═════ Data extract ═════

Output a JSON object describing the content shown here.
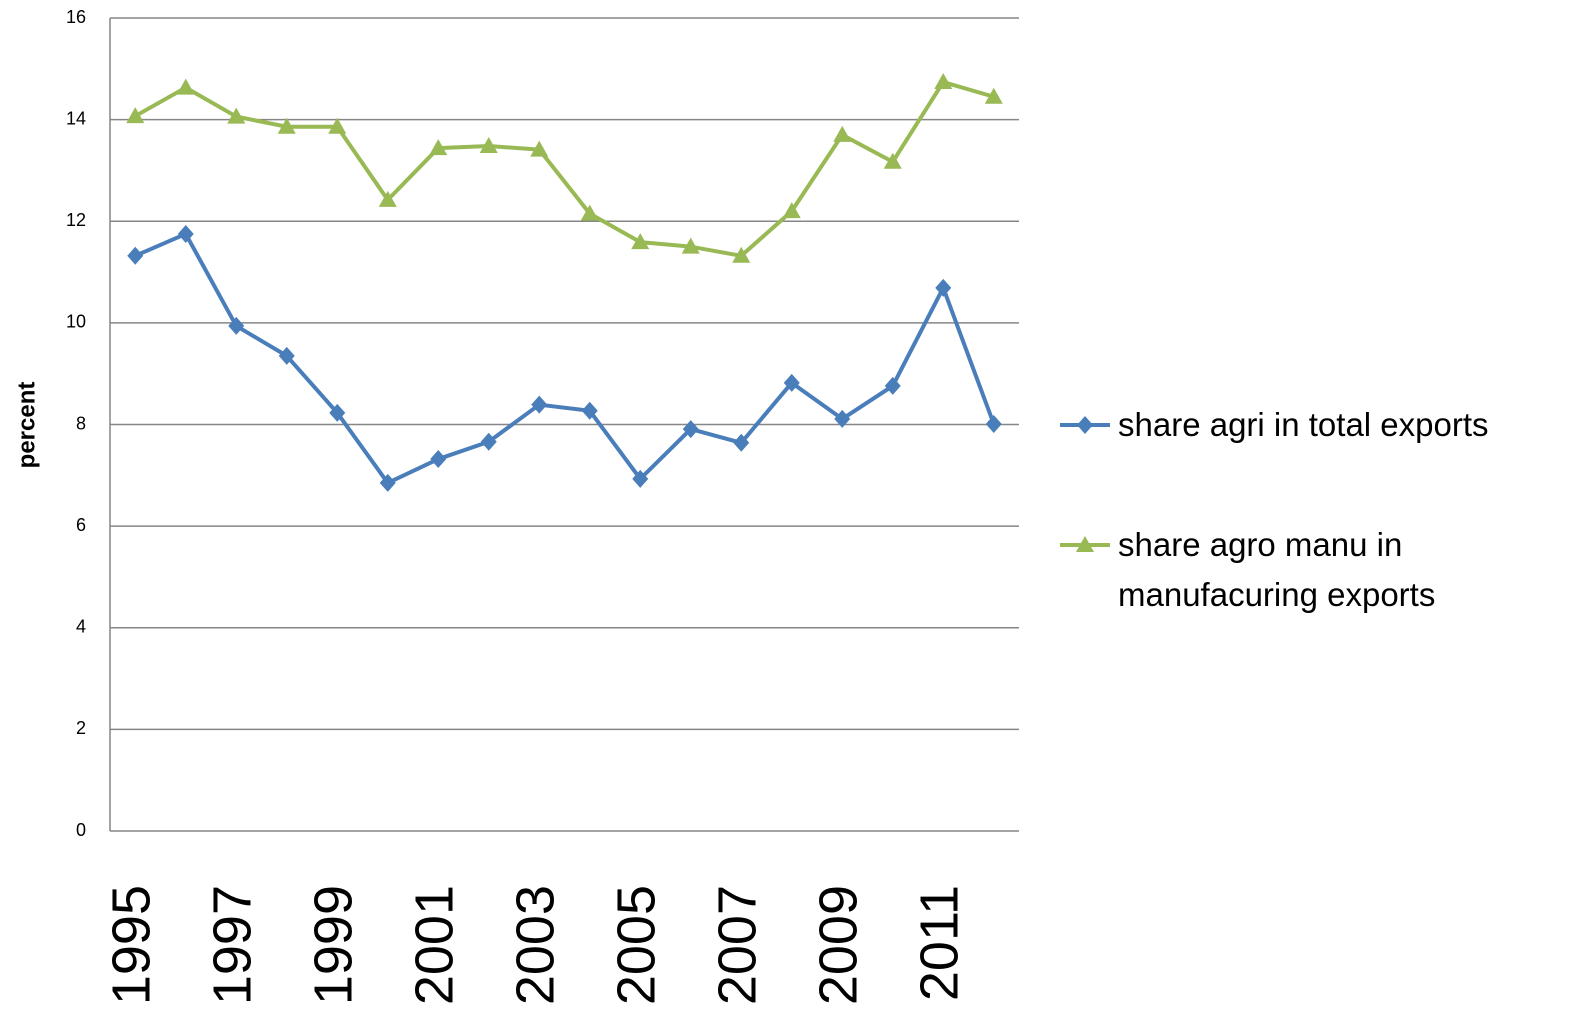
{
  "chart_data": {
    "type": "line",
    "y_label": "percent",
    "categories": [
      "1995",
      null,
      "1997",
      null,
      "1999",
      null,
      "2001",
      null,
      "2003",
      null,
      "2005",
      null,
      "2007",
      null,
      "2009",
      null,
      "2011",
      null
    ],
    "series": [
      {
        "name": "share agri in total exports",
        "color": "#4a7ebb",
        "marker": "diamond",
        "values": [
          11.32,
          11.75,
          9.94,
          9.35,
          8.23,
          6.85,
          7.32,
          7.66,
          8.39,
          8.27,
          6.93,
          7.91,
          7.64,
          8.82,
          8.11,
          8.76,
          10.69,
          8.01
        ]
      },
      {
        "name": "share agro manu in manufacuring exports",
        "color": "#98b954",
        "marker": "triangle",
        "values": [
          14.07,
          14.63,
          14.06,
          13.86,
          13.86,
          12.42,
          13.44,
          13.48,
          13.41,
          12.15,
          11.59,
          11.5,
          11.32,
          12.2,
          13.7,
          13.17,
          14.74,
          14.45
        ]
      }
    ],
    "ylim": [
      0,
      16
    ],
    "yticks": [
      0,
      2,
      4,
      6,
      8,
      10,
      12,
      14,
      16
    ],
    "grid": true,
    "legend": "right"
  }
}
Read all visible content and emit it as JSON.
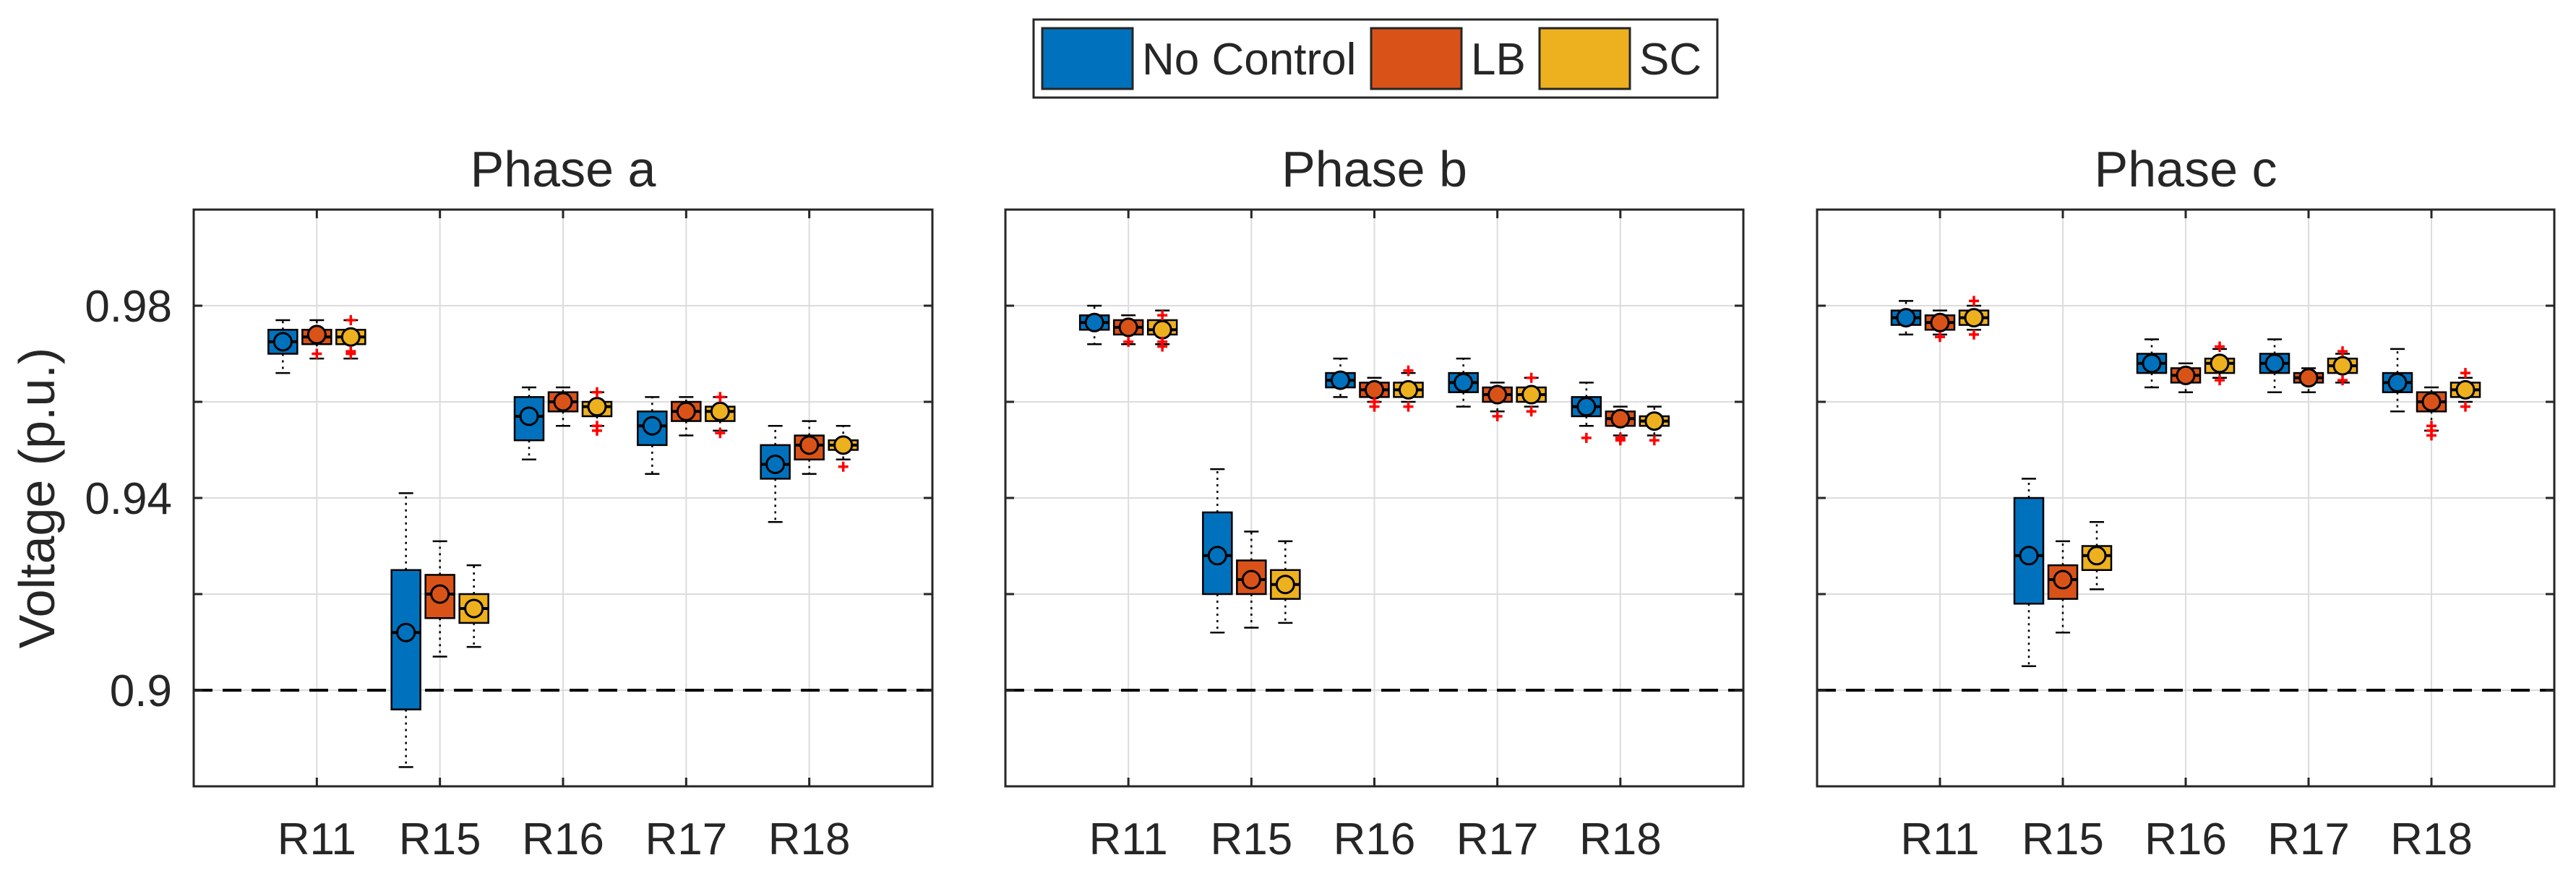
{
  "chart_data": {
    "type": "box",
    "title": "",
    "ylabel": "Voltage (p.u.)",
    "ylim": [
      0.88,
      1.0
    ],
    "yticks": [
      0.98,
      0.94,
      0.9
    ],
    "ytick_labels": [
      "0.98",
      "0.94",
      "0.9"
    ],
    "reference_line": {
      "y": 0.9,
      "style": "dashed"
    },
    "grid": true,
    "legend": {
      "placement": "top-center",
      "entries": [
        {
          "name": "No Control",
          "color": "#0072BD"
        },
        {
          "name": "LB",
          "color": "#D95319"
        },
        {
          "name": "SC",
          "color": "#EDB120"
        }
      ]
    },
    "outlier_color": "#FF0000",
    "categories": [
      "R11",
      "R15",
      "R16",
      "R17",
      "R18"
    ],
    "panels": [
      {
        "title": "Phase a",
        "series": [
          {
            "name": "No Control",
            "boxes": [
              {
                "wlo": 0.966,
                "q1": 0.97,
                "med": 0.9725,
                "q3": 0.975,
                "whi": 0.977,
                "mean": 0.9725,
                "outliers": []
              },
              {
                "wlo": 0.884,
                "q1": 0.896,
                "med": 0.912,
                "q3": 0.925,
                "whi": 0.941,
                "mean": 0.912,
                "outliers": []
              },
              {
                "wlo": 0.948,
                "q1": 0.952,
                "med": 0.957,
                "q3": 0.961,
                "whi": 0.963,
                "mean": 0.957,
                "outliers": []
              },
              {
                "wlo": 0.945,
                "q1": 0.951,
                "med": 0.955,
                "q3": 0.958,
                "whi": 0.961,
                "mean": 0.955,
                "outliers": []
              },
              {
                "wlo": 0.935,
                "q1": 0.944,
                "med": 0.947,
                "q3": 0.951,
                "whi": 0.955,
                "mean": 0.947,
                "outliers": []
              }
            ]
          },
          {
            "name": "LB",
            "boxes": [
              {
                "wlo": 0.969,
                "q1": 0.972,
                "med": 0.9735,
                "q3": 0.975,
                "whi": 0.977,
                "mean": 0.974,
                "outliers": [
                  0.97
                ]
              },
              {
                "wlo": 0.907,
                "q1": 0.915,
                "med": 0.92,
                "q3": 0.924,
                "whi": 0.931,
                "mean": 0.92,
                "outliers": []
              },
              {
                "wlo": 0.955,
                "q1": 0.958,
                "med": 0.96,
                "q3": 0.962,
                "whi": 0.963,
                "mean": 0.96,
                "outliers": []
              },
              {
                "wlo": 0.953,
                "q1": 0.956,
                "med": 0.958,
                "q3": 0.96,
                "whi": 0.961,
                "mean": 0.958,
                "outliers": []
              },
              {
                "wlo": 0.945,
                "q1": 0.948,
                "med": 0.951,
                "q3": 0.953,
                "whi": 0.956,
                "mean": 0.951,
                "outliers": []
              }
            ]
          },
          {
            "name": "SC",
            "boxes": [
              {
                "wlo": 0.969,
                "q1": 0.972,
                "med": 0.9735,
                "q3": 0.975,
                "whi": 0.977,
                "mean": 0.9735,
                "outliers": [
                  0.97,
                  0.9705,
                  0.977
                ]
              },
              {
                "wlo": 0.909,
                "q1": 0.914,
                "med": 0.917,
                "q3": 0.92,
                "whi": 0.926,
                "mean": 0.917,
                "outliers": []
              },
              {
                "wlo": 0.955,
                "q1": 0.957,
                "med": 0.959,
                "q3": 0.96,
                "whi": 0.962,
                "mean": 0.959,
                "outliers": [
                  0.954,
                  0.955,
                  0.962
                ]
              },
              {
                "wlo": 0.954,
                "q1": 0.956,
                "med": 0.958,
                "q3": 0.959,
                "whi": 0.961,
                "mean": 0.958,
                "outliers": [
                  0.9535,
                  0.961
                ]
              },
              {
                "wlo": 0.948,
                "q1": 0.95,
                "med": 0.951,
                "q3": 0.952,
                "whi": 0.955,
                "mean": 0.951,
                "outliers": [
                  0.9465
                ]
              }
            ]
          }
        ]
      },
      {
        "title": "Phase b",
        "series": [
          {
            "name": "No Control",
            "boxes": [
              {
                "wlo": 0.972,
                "q1": 0.975,
                "med": 0.9765,
                "q3": 0.978,
                "whi": 0.98,
                "mean": 0.9765,
                "outliers": []
              },
              {
                "wlo": 0.912,
                "q1": 0.92,
                "med": 0.928,
                "q3": 0.937,
                "whi": 0.946,
                "mean": 0.928,
                "outliers": []
              },
              {
                "wlo": 0.961,
                "q1": 0.963,
                "med": 0.9645,
                "q3": 0.966,
                "whi": 0.969,
                "mean": 0.9645,
                "outliers": []
              },
              {
                "wlo": 0.959,
                "q1": 0.962,
                "med": 0.964,
                "q3": 0.966,
                "whi": 0.969,
                "mean": 0.964,
                "outliers": []
              },
              {
                "wlo": 0.955,
                "q1": 0.957,
                "med": 0.959,
                "q3": 0.961,
                "whi": 0.964,
                "mean": 0.959,
                "outliers": [
                  0.9525
                ]
              }
            ]
          },
          {
            "name": "LB",
            "boxes": [
              {
                "wlo": 0.972,
                "q1": 0.974,
                "med": 0.9755,
                "q3": 0.977,
                "whi": 0.978,
                "mean": 0.9755,
                "outliers": [
                  0.9725
                ]
              },
              {
                "wlo": 0.913,
                "q1": 0.92,
                "med": 0.923,
                "q3": 0.927,
                "whi": 0.933,
                "mean": 0.923,
                "outliers": []
              },
              {
                "wlo": 0.96,
                "q1": 0.961,
                "med": 0.9625,
                "q3": 0.964,
                "whi": 0.965,
                "mean": 0.9625,
                "outliers": [
                  0.959,
                  0.96
                ]
              },
              {
                "wlo": 0.958,
                "q1": 0.96,
                "med": 0.9615,
                "q3": 0.963,
                "whi": 0.964,
                "mean": 0.9615,
                "outliers": [
                  0.957
                ]
              },
              {
                "wlo": 0.953,
                "q1": 0.955,
                "med": 0.9565,
                "q3": 0.958,
                "whi": 0.959,
                "mean": 0.9565,
                "outliers": [
                  0.952,
                  0.9525
                ]
              }
            ]
          },
          {
            "name": "SC",
            "boxes": [
              {
                "wlo": 0.972,
                "q1": 0.974,
                "med": 0.975,
                "q3": 0.977,
                "whi": 0.979,
                "mean": 0.975,
                "outliers": [
                  0.9715,
                  0.9725,
                  0.978
                ]
              },
              {
                "wlo": 0.914,
                "q1": 0.919,
                "med": 0.922,
                "q3": 0.925,
                "whi": 0.931,
                "mean": 0.922,
                "outliers": []
              },
              {
                "wlo": 0.96,
                "q1": 0.961,
                "med": 0.9625,
                "q3": 0.964,
                "whi": 0.966,
                "mean": 0.9625,
                "outliers": [
                  0.959,
                  0.9665
                ]
              },
              {
                "wlo": 0.959,
                "q1": 0.96,
                "med": 0.9615,
                "q3": 0.963,
                "whi": 0.965,
                "mean": 0.9615,
                "outliers": [
                  0.958,
                  0.965
                ]
              },
              {
                "wlo": 0.953,
                "q1": 0.955,
                "med": 0.956,
                "q3": 0.957,
                "whi": 0.959,
                "mean": 0.956,
                "outliers": [
                  0.952
                ]
              }
            ]
          }
        ]
      },
      {
        "title": "Phase c",
        "series": [
          {
            "name": "No Control",
            "boxes": [
              {
                "wlo": 0.974,
                "q1": 0.976,
                "med": 0.9775,
                "q3": 0.979,
                "whi": 0.981,
                "mean": 0.9775,
                "outliers": []
              },
              {
                "wlo": 0.905,
                "q1": 0.918,
                "med": 0.928,
                "q3": 0.94,
                "whi": 0.944,
                "mean": 0.928,
                "outliers": []
              },
              {
                "wlo": 0.963,
                "q1": 0.966,
                "med": 0.968,
                "q3": 0.97,
                "whi": 0.973,
                "mean": 0.968,
                "outliers": []
              },
              {
                "wlo": 0.962,
                "q1": 0.966,
                "med": 0.968,
                "q3": 0.97,
                "whi": 0.973,
                "mean": 0.968,
                "outliers": []
              },
              {
                "wlo": 0.958,
                "q1": 0.962,
                "med": 0.964,
                "q3": 0.966,
                "whi": 0.971,
                "mean": 0.964,
                "outliers": []
              }
            ]
          },
          {
            "name": "LB",
            "boxes": [
              {
                "wlo": 0.974,
                "q1": 0.975,
                "med": 0.9765,
                "q3": 0.978,
                "whi": 0.979,
                "mean": 0.9765,
                "outliers": [
                  0.9735
                ]
              },
              {
                "wlo": 0.912,
                "q1": 0.919,
                "med": 0.923,
                "q3": 0.926,
                "whi": 0.931,
                "mean": 0.923,
                "outliers": []
              },
              {
                "wlo": 0.962,
                "q1": 0.964,
                "med": 0.9655,
                "q3": 0.967,
                "whi": 0.968,
                "mean": 0.9655,
                "outliers": []
              },
              {
                "wlo": 0.962,
                "q1": 0.964,
                "med": 0.965,
                "q3": 0.966,
                "whi": 0.967,
                "mean": 0.965,
                "outliers": []
              },
              {
                "wlo": 0.954,
                "q1": 0.958,
                "med": 0.96,
                "q3": 0.962,
                "whi": 0.963,
                "mean": 0.96,
                "outliers": [
                  0.953,
                  0.954,
                  0.955
                ]
              }
            ]
          },
          {
            "name": "SC",
            "boxes": [
              {
                "wlo": 0.975,
                "q1": 0.976,
                "med": 0.9775,
                "q3": 0.979,
                "whi": 0.98,
                "mean": 0.9775,
                "outliers": [
                  0.974,
                  0.981
                ]
              },
              {
                "wlo": 0.921,
                "q1": 0.925,
                "med": 0.928,
                "q3": 0.93,
                "whi": 0.935,
                "mean": 0.928,
                "outliers": []
              },
              {
                "wlo": 0.965,
                "q1": 0.966,
                "med": 0.968,
                "q3": 0.969,
                "whi": 0.971,
                "mean": 0.968,
                "outliers": [
                  0.9645,
                  0.9715
                ]
              },
              {
                "wlo": 0.964,
                "q1": 0.966,
                "med": 0.9675,
                "q3": 0.969,
                "whi": 0.97,
                "mean": 0.9675,
                "outliers": [
                  0.9645,
                  0.9705
                ]
              },
              {
                "wlo": 0.96,
                "q1": 0.961,
                "med": 0.9625,
                "q3": 0.964,
                "whi": 0.965,
                "mean": 0.9625,
                "outliers": [
                  0.959,
                  0.966
                ]
              }
            ]
          }
        ]
      }
    ]
  }
}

═════

■ Problem:
Among the entries above, identify all lines with "title" and copy them.

■ Response for this exercise:
    "title": "",
        "title": "Phase a",
        "title": "Phase b",
        "title": "Phase c",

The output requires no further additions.